▸ **Stated goal**
Copy everything from the line containing "x-tick-label: Programme of" down to the line containing "y-tick-label: 30 [45,340,59,350]", swapping "legend-label" for "legend-entry" and leaving all else unchanged.

++++ Records provided ++++

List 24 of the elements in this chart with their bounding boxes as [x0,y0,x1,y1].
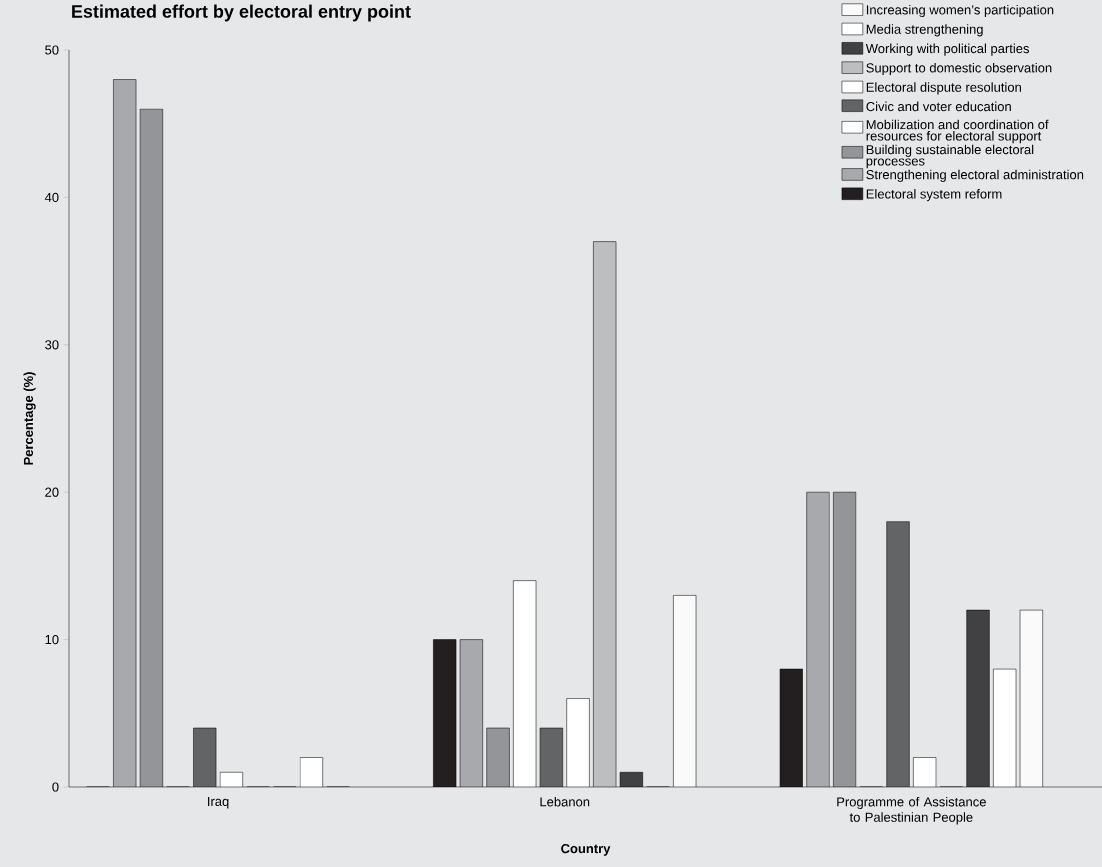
x-tick-label: Programme of Assistance to Palestinian People [837,796,986,825]
legend-label: Electoral dispute resolution [866,82,1021,95]
legend-label: Mobilization and coordination of resources for electoral support [866,119,1049,144]
y-tick-label: 10 [45,635,59,645]
x-tick-label: Iraq [208,796,229,809]
y-tick-label: 30 [45,340,59,350]
legend-label: Building sustainable electoral processes [866,144,1034,169]
legend-label: Increasing women’s participation [866,4,1054,18]
x-axis-title: Country [561,843,611,856]
bar [673,595,697,787]
bar [1019,609,1043,787]
y-tick-label: 40 [44,192,59,202]
legend-label: Media strengthening [866,24,983,37]
y-tick-label: 50 [45,45,59,55]
legend-label: Strengthening electoral administration [866,169,1084,182]
x-tick-label: Lebanon [540,796,590,807]
chart-title: Estimated effort by electoral entry point [72,4,411,22]
y-tick-label: 20 [45,487,59,497]
y-axis-title: Percentage (%) [23,372,36,465]
legend-label: Support to domestic observation [866,62,1052,76]
y-tick-label: 0 [52,782,59,792]
legend-label: Electoral system reform [866,189,1002,202]
legend-label: Working with political parties [865,43,1030,56]
legend-label: Civic and voter education [866,101,1011,112]
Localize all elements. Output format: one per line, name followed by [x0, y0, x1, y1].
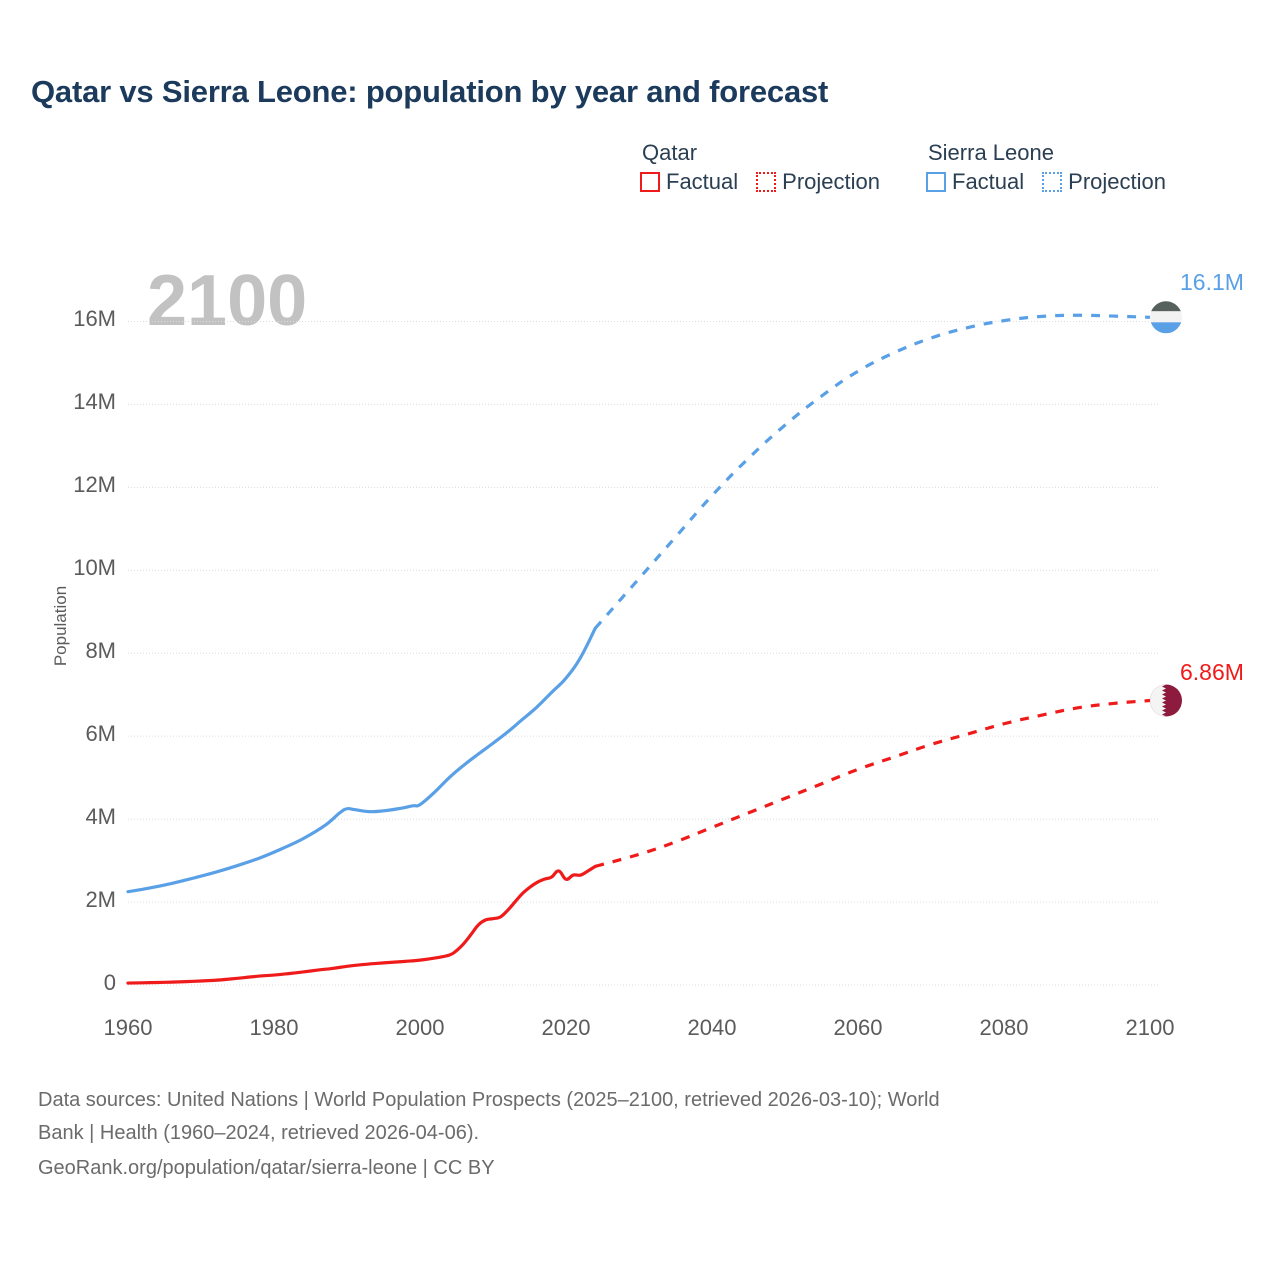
x-axis-tick-label: 2000 [395, 1015, 445, 1040]
footer-line-1: Data sources: United Nations | World Pop… [38, 1089, 940, 1111]
legend-label-qatar-projection: Projection [782, 169, 880, 194]
legend-item-sierra-leone-projection[interactable]: Projection [1042, 171, 1166, 193]
y-axis-tick-label: 6M [85, 721, 116, 747]
legend-swatch-solid-blue-icon [926, 172, 946, 192]
year-watermark: 2100 [147, 261, 308, 341]
legend-swatch-dotted-red-icon [756, 172, 777, 192]
series-line-projection-sierra-leone [593, 313, 1151, 630]
x-axis-tick-label: 2020 [541, 1015, 591, 1040]
y-axis-tick-label: 8M [85, 638, 116, 664]
x-axis-tick-label: 2060 [833, 1015, 883, 1040]
x-axis-tick-label: 1960 [103, 1015, 153, 1040]
legend-items-sierra-leone: Factual Projection [926, 171, 1166, 193]
legend-swatch-solid-red-icon [640, 172, 660, 192]
legend-group-title-sierra-leone: Sierra Leone [928, 140, 1054, 165]
y-axis-tick-label: 2M [85, 887, 116, 913]
chart-legend: Qatar Factual Projection Sierra Leone Fa… [640, 142, 1166, 193]
y-axis-tick-label: 12M [73, 472, 116, 498]
legend-items-qatar: Factual Projection [640, 171, 880, 193]
legend-item-sierra-leone-factual[interactable]: Factual [926, 171, 1024, 193]
page-title: Qatar vs Sierra Leone: population by yea… [31, 74, 829, 109]
endpoint-value-label: 16.1M [1180, 269, 1244, 295]
footer-line-2: Bank | Health (1960–2024, retrieved 2026… [38, 1122, 480, 1144]
x-axis-tick-label: 2040 [687, 1015, 737, 1040]
y-axis-tick-label: 14M [73, 389, 116, 415]
legend-group-qatar: Qatar Factual Projection [640, 142, 880, 193]
footer-line-3[interactable]: GeoRank.org/population/qatar/sierra-leon… [38, 1157, 495, 1179]
x-axis-tick-label: 2100 [1125, 1015, 1175, 1040]
series-end-markers [1150, 301, 1182, 717]
series-line-projection-qatar [594, 698, 1151, 868]
series-line-factual-sierra-leone [126, 626, 597, 894]
x-axis-tick-label: 2080 [979, 1015, 1029, 1040]
legend-group-title-qatar: Qatar [642, 140, 698, 165]
gridlines [128, 320, 1160, 986]
y-axis-tick-label: 16M [73, 306, 116, 332]
legend-item-qatar-projection[interactable]: Projection [756, 171, 880, 193]
y-axis-tick-label: 0 [103, 970, 116, 995]
legend-swatch-dotted-blue-icon [1042, 172, 1063, 192]
x-axis-tick-label: 1980 [249, 1015, 299, 1040]
legend-label-qatar-factual: Factual [666, 169, 739, 194]
series-lines [126, 313, 1151, 985]
y-axis-tick-label: 10M [73, 555, 116, 581]
footer-credits: Data sources: United Nations | World Pop… [38, 1084, 1248, 1186]
legend-label-sierra-leone-projection: Projection [1068, 169, 1166, 194]
legend-group-sierra-leone: Sierra Leone Factual Projection [926, 142, 1166, 193]
legend-item-qatar-factual[interactable]: Factual [640, 171, 738, 193]
endpoint-value-label: 6.86M [1180, 659, 1244, 685]
y-axis-tick-label: 4M [85, 804, 116, 830]
end-marker-sierra-leone [1150, 301, 1182, 334]
legend-label-sierra-leone-factual: Factual [952, 169, 1025, 194]
series-line-factual-qatar [126, 864, 597, 985]
end-marker-qatar [1150, 684, 1182, 717]
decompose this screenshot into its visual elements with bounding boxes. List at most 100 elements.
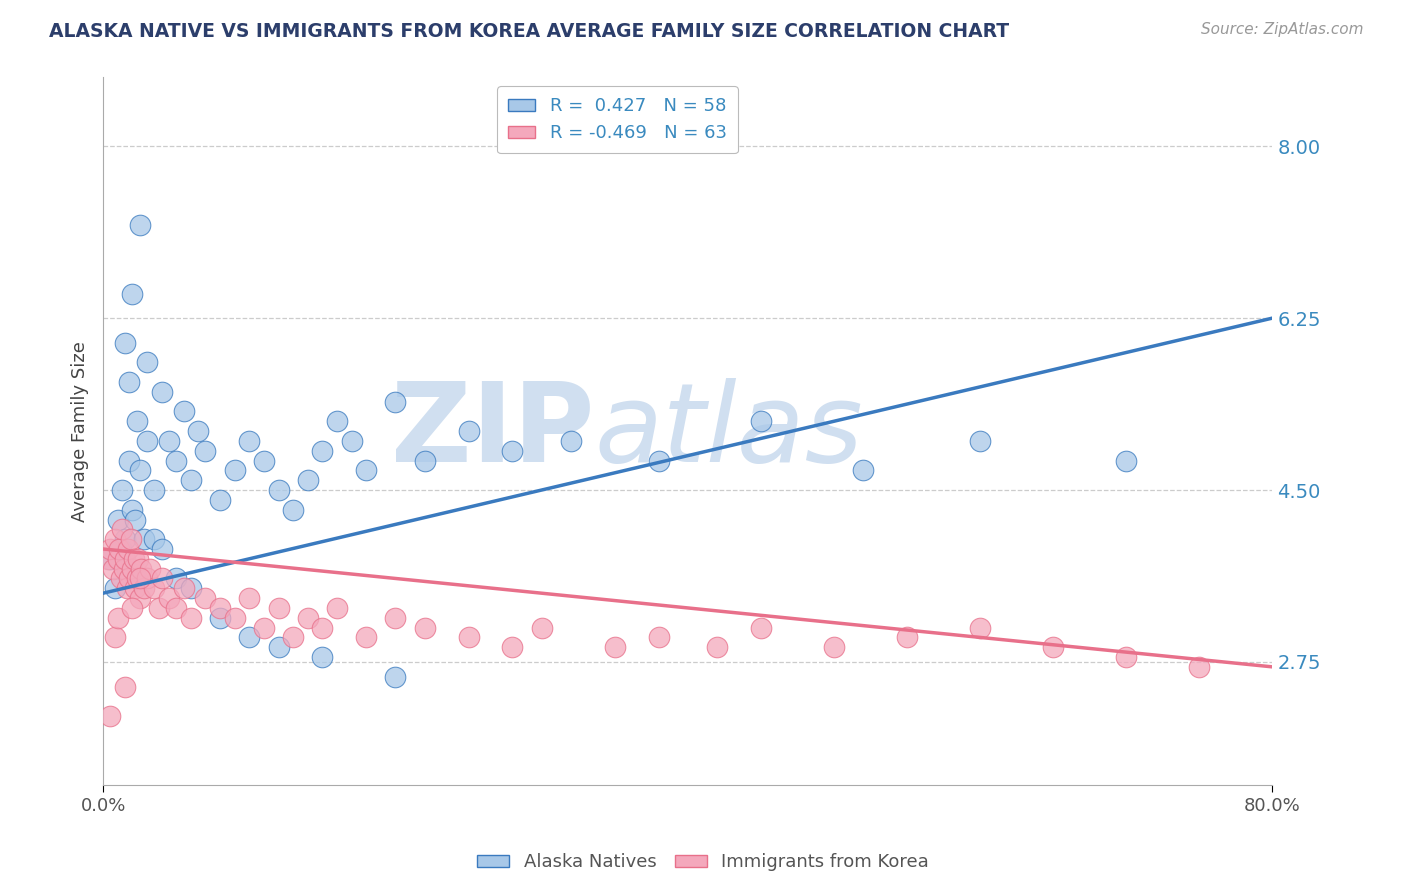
Point (124, 512, 146, 526)
Point (143, 532, 166, 546)
Point (114, 532, 136, 546)
Point (103, 561, 125, 575)
Point (281, 631, 304, 645)
Point (209, 601, 232, 615)
Point (100, 541, 122, 556)
Point (1188, 660, 1211, 674)
Point (852, 463, 875, 477)
Point (224, 611, 246, 625)
Point (647, 631, 669, 645)
Point (128, 591, 150, 606)
Point (413, 453, 436, 467)
Point (238, 631, 260, 645)
Point (150, 384, 173, 399)
Legend: R =  0.427   N = 58, R = -0.469   N = 63: R = 0.427 N = 58, R = -0.469 N = 63 (498, 87, 738, 153)
Point (180, 582, 202, 596)
Point (209, 611, 232, 625)
Point (128, 218, 150, 232)
Point (104, 532, 127, 546)
Point (1115, 453, 1137, 467)
Point (107, 512, 129, 526)
Point (129, 561, 152, 575)
Point (384, 394, 406, 409)
Point (111, 483, 134, 497)
Point (354, 631, 377, 645)
Point (148, 601, 170, 615)
Point (114, 335, 136, 350)
Text: ALASKA NATIVE VS IMMIGRANTS FROM KOREA AVERAGE FAMILY SIZE CORRELATION CHART: ALASKA NATIVE VS IMMIGRANTS FROM KOREA A… (49, 22, 1010, 41)
Point (165, 601, 187, 615)
Point (749, 621, 772, 635)
Point (127, 551, 149, 566)
Point (143, 483, 166, 497)
Y-axis label: Average Family Size: Average Family Size (72, 341, 89, 522)
Point (121, 286, 143, 301)
Point (1115, 650, 1137, 665)
Point (253, 453, 276, 467)
Point (173, 582, 195, 596)
Point (501, 640, 523, 655)
Point (118, 453, 141, 467)
Text: Source: ZipAtlas.com: Source: ZipAtlas.com (1201, 22, 1364, 37)
Point (969, 621, 991, 635)
Point (157, 591, 180, 606)
Text: ZIP: ZIP (391, 377, 595, 484)
Point (311, 621, 333, 635)
Point (173, 404, 195, 418)
Point (354, 463, 377, 477)
Point (136, 434, 159, 448)
Point (326, 601, 349, 615)
Point (253, 621, 276, 635)
Point (238, 591, 260, 606)
Point (501, 443, 523, 458)
Point (136, 355, 159, 369)
Point (165, 571, 187, 585)
Point (120, 532, 142, 546)
Point (187, 424, 209, 438)
Point (136, 571, 159, 585)
Point (823, 640, 845, 655)
Point (749, 414, 772, 428)
Point (311, 443, 333, 458)
Point (128, 463, 150, 477)
Point (100, 551, 122, 566)
Point (165, 453, 187, 467)
Point (384, 670, 406, 684)
Point (297, 473, 319, 487)
Point (117, 541, 139, 556)
Point (560, 434, 582, 448)
Point (281, 502, 304, 516)
Point (114, 551, 136, 566)
Point (150, 571, 173, 585)
Point (111, 522, 134, 536)
Point (706, 640, 728, 655)
Text: atlas: atlas (595, 377, 863, 484)
Point (125, 414, 148, 428)
Point (413, 621, 436, 635)
Point (157, 434, 180, 448)
Point (114, 680, 136, 694)
Point (139, 561, 162, 575)
Legend: Alaska Natives, Immigrants from Korea: Alaska Natives, Immigrants from Korea (470, 847, 936, 879)
Point (104, 631, 127, 645)
Point (125, 571, 148, 585)
Point (143, 582, 166, 596)
Point (224, 463, 246, 477)
Point (267, 601, 290, 615)
Point (108, 541, 131, 556)
Point (115, 582, 138, 596)
Point (110, 541, 132, 556)
Point (121, 502, 143, 516)
Point (132, 532, 155, 546)
Point (132, 582, 155, 596)
Point (326, 414, 349, 428)
Point (107, 611, 129, 625)
Point (267, 640, 290, 655)
Point (112, 561, 135, 575)
Point (340, 434, 363, 448)
Point (124, 582, 146, 596)
Point (107, 551, 129, 566)
Point (603, 640, 626, 655)
Point (180, 473, 202, 487)
Point (297, 611, 319, 625)
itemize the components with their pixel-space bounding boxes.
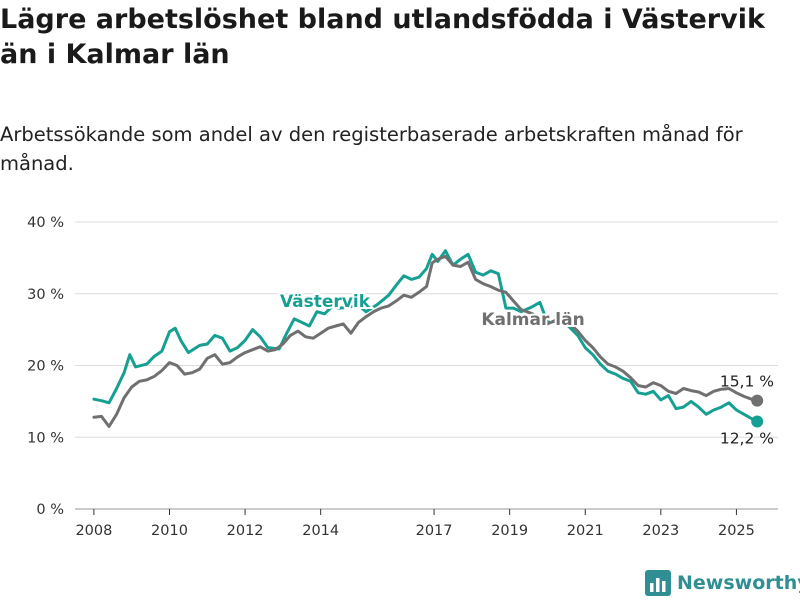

++++

▸ **The answer**
x-tick-label: Programme of Assistance to Palestinian People [837,796,986,825]
legend-entry: Electoral dispute resolution [866,82,1021,95]
legend-entry: Mobilization and coordination of resources for electoral support [866,119,1049,144]
y-tick-label: 10 [45,635,59,645]
x-tick-label: Iraq [208,796,229,809]
y-tick-label: 30 [45,340,59,350]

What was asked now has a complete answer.